_Exercise goal_
Write out the full set of records exactly. Any pictures in them do not belong in the copy.

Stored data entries

_____

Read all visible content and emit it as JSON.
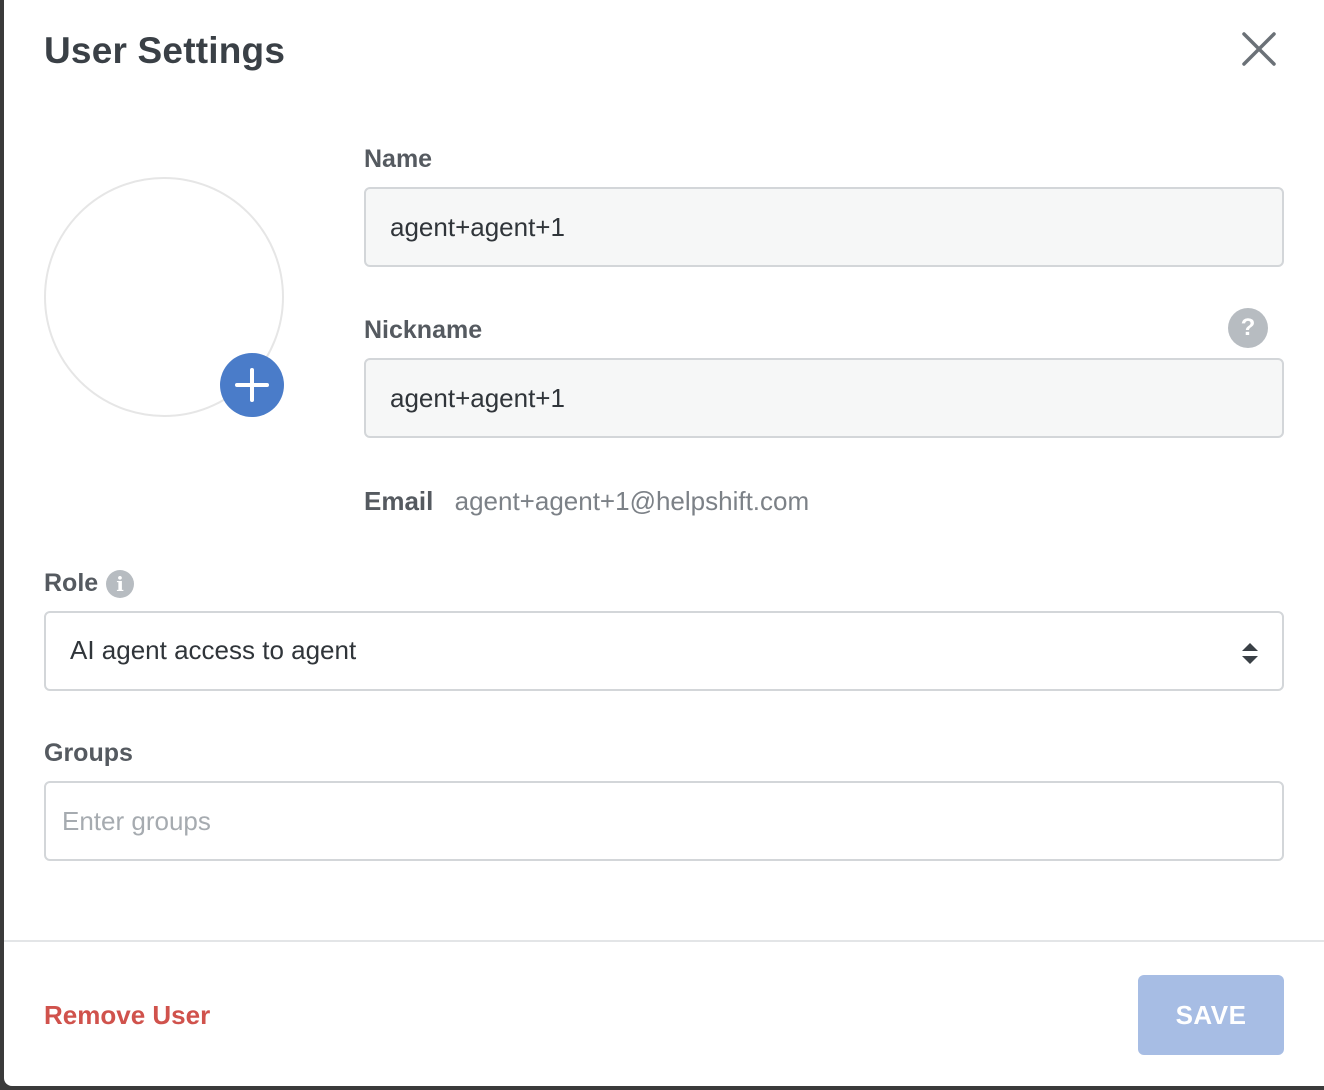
{
  "modal": {
    "title": "User Settings"
  },
  "icons": {
    "close": "close-icon",
    "add_photo": "plus-icon",
    "nickname_help": "question-mark-icon",
    "role_info": "info-icon",
    "select_arrows": "sort-arrows-icon"
  },
  "name": {
    "label": "Name",
    "value": "agent+agent+1"
  },
  "nickname": {
    "label": "Nickname",
    "value": "agent+agent+1",
    "help_symbol": "?"
  },
  "email": {
    "label": "Email",
    "value": "agent+agent+1@helpshift.com"
  },
  "role": {
    "label": "Role",
    "info_symbol": "i",
    "selected": "AI agent access to agent"
  },
  "groups": {
    "label": "Groups",
    "value": "",
    "placeholder": "Enter groups"
  },
  "footer": {
    "remove_label": "Remove User",
    "save_label": "SAVE"
  },
  "colors": {
    "accent": "#4a7cc9",
    "save_disabled": "#a7bde4",
    "danger": "#d0524c",
    "title_text": "#3a4046",
    "muted_text": "#7c8187"
  }
}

_____

_Output_
Read all visible content and emit it as JSON.
{
  "modal": {
    "title": "User Settings"
  },
  "icons": {
    "close": "close-icon",
    "add_photo": "plus-icon",
    "nickname_help": "question-mark-icon",
    "role_info": "info-icon",
    "select_arrows": "sort-arrows-icon"
  },
  "name": {
    "label": "Name",
    "value": "agent+agent+1"
  },
  "nickname": {
    "label": "Nickname",
    "value": "agent+agent+1",
    "help_symbol": "?"
  },
  "email": {
    "label": "Email",
    "value": "agent+agent+1@helpshift.com"
  },
  "role": {
    "label": "Role",
    "info_symbol": "i",
    "selected": "AI agent access to agent"
  },
  "groups": {
    "label": "Groups",
    "value": "",
    "placeholder": "Enter groups"
  },
  "footer": {
    "remove_label": "Remove User",
    "save_label": "SAVE"
  },
  "colors": {
    "accent": "#4a7cc9",
    "save_disabled": "#a7bde4",
    "danger": "#d0524c",
    "title_text": "#3a4046",
    "muted_text": "#7c8187"
  }
}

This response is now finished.